# Your instructions
Exactly as written, quote every line that follows, skipping the images.

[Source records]

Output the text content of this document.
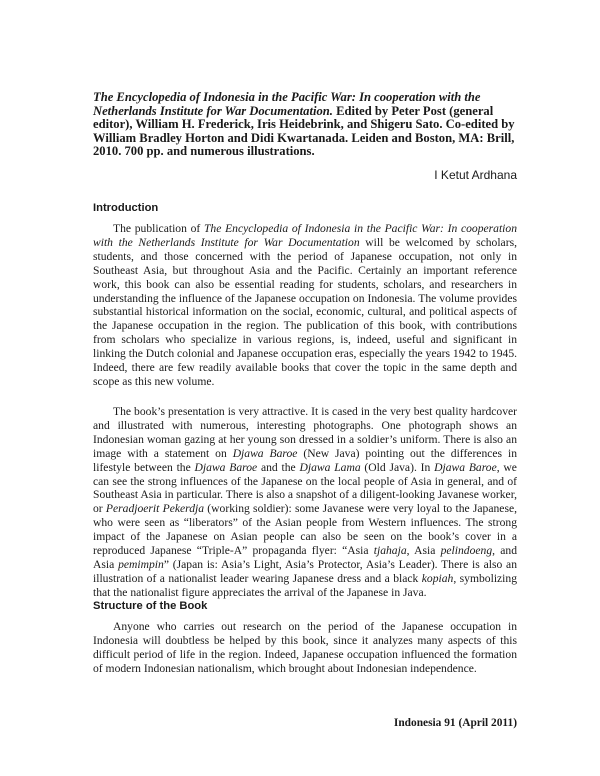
The Encyclopedia of Indonesia in the Pacific War: In cooperation with the Netherlands Institute for War Documentation. Edited by Peter Post (general editor), William H. Frederick, Iris Heidebrink, and Shigeru Sato. Co-edited by William Bradley Horton and Didi Kwartanada. Leiden and Boston, MA: Brill, 2010. 700 pp. and numerous illustrations.
I Ketut Ardhana
Introduction
The publication of The Encyclopedia of Indonesia in the Pacific War: In cooperation with the Netherlands Institute for War Documentation will be welcomed by scholars, students, and those concerned with the period of Japanese occupation, not only in Southeast Asia, but throughout Asia and the Pacific. Certainly an important reference work, this book can also be essential reading for students, scholars, and researchers in understanding the influence of the Japanese occupation on Indonesia. The volume provides substantial historical information on the social, economic, cultural, and political aspects of the Japanese occupation in the region. The publication of this book, with contributions from scholars who specialize in various regions, is, indeed, useful and significant in linking the Dutch colonial and Japanese occupation eras, especially the years 1942 to 1945. Indeed, there are few readily available books that cover the topic in the same depth and scope as this new volume.
The book’s presentation is very attractive. It is cased in the very best quality hardcover and illustrated with numerous, interesting photographs. One photograph shows an Indonesian woman gazing at her young son dressed in a soldier’s uniform. There is also an image with a statement on Djawa Baroe (New Java) pointing out the differences in lifestyle between the Djawa Baroe and the Djawa Lama (Old Java). In Djawa Baroe, we can see the strong influences of the Japanese on the local people of Asia in general, and of Southeast Asia in particular. There is also a snapshot of a diligent-looking Javanese worker, or Peradjoerit Pekerdja (working soldier): some Javanese were very loyal to the Japanese, who were seen as “liberators” of the Asian people from Western influences. The strong impact of the Japanese on Asian people can also be seen on the book’s cover in a reproduced Japanese “Triple-A” propaganda flyer: “Asia tjahaja, Asia pelindoeng, and Asia pemimpin” (Japan is: Asia’s Light, Asia’s Protector, Asia’s Leader). There is also an illustration of a nationalist leader wearing Japanese dress and a black kopiah, symbolizing that the nationalist figure appreciates the arrival of the Japanese in Java.
Structure of the Book
Anyone who carries out research on the period of the Japanese occupation in Indonesia will doubtless be helped by this book, since it analyzes many aspects of this difficult period of life in the region. Indeed, Japanese occupation influenced the formation of modern Indonesian nationalism, which brought about Indonesian independence.
Indonesia 91 (April 2011)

# Response
Output the text content of this document.
The Encyclopedia of Indonesia in the Pacific War: In cooperation with the Netherlands Institute for War Documentation. Edited by Peter Post (general editor), William H. Frederick, Iris Heidebrink, and Shigeru Sato. Co-edited by William Bradley Horton and Didi Kwartanada. Leiden and Boston, MA: Brill, 2010. 700 pp. and numerous illustrations.
I Ketut Ardhana
Introduction
The publication of The Encyclopedia of Indonesia in the Pacific War: In cooperation with the Netherlands Institute for War Documentation will be welcomed by scholars, students, and those concerned with the period of Japanese occupation, not only in Southeast Asia, but throughout Asia and the Pacific. Certainly an important reference work, this book can also be essential reading for students, scholars, and researchers in understanding the influence of the Japanese occupation on Indonesia. The volume provides substantial historical information on the social, economic, cultural, and political aspects of the Japanese occupation in the region. The publication of this book, with contributions from scholars who specialize in various regions, is, indeed, useful and significant in linking the Dutch colonial and Japanese occupation eras, especially the years 1942 to 1945. Indeed, there are few readily available books that cover the topic in the same depth and scope as this new volume.
The book’s presentation is very attractive. It is cased in the very best quality hardcover and illustrated with numerous, interesting photographs. One photograph shows an Indonesian woman gazing at her young son dressed in a soldier’s uniform. There is also an image with a statement on Djawa Baroe (New Java) pointing out the differences in lifestyle between the Djawa Baroe and the Djawa Lama (Old Java). In Djawa Baroe, we can see the strong influences of the Japanese on the local people of Asia in general, and of Southeast Asia in particular. There is also a snapshot of a diligent-looking Javanese worker, or Peradjoerit Pekerdja (working soldier): some Javanese were very loyal to the Japanese, who were seen as “liberators” of the Asian people from Western influences. The strong impact of the Japanese on Asian people can also be seen on the book’s cover in a reproduced Japanese “Triple-A” propaganda flyer: “Asia tjahaja, Asia pelindoeng, and Asia pemimpin” (Japan is: Asia’s Light, Asia’s Protector, Asia’s Leader). There is also an illustration of a nationalist leader wearing Japanese dress and a black kopiah, symbolizing that the nationalist figure appreciates the arrival of the Japanese in Java.
Structure of the Book
Anyone who carries out research on the period of the Japanese occupation in Indonesia will doubtless be helped by this book, since it analyzes many aspects of this difficult period of life in the region. Indeed, Japanese occupation influenced the formation of modern Indonesian nationalism, which brought about Indonesian independence.
Indonesia 91 (April 2011)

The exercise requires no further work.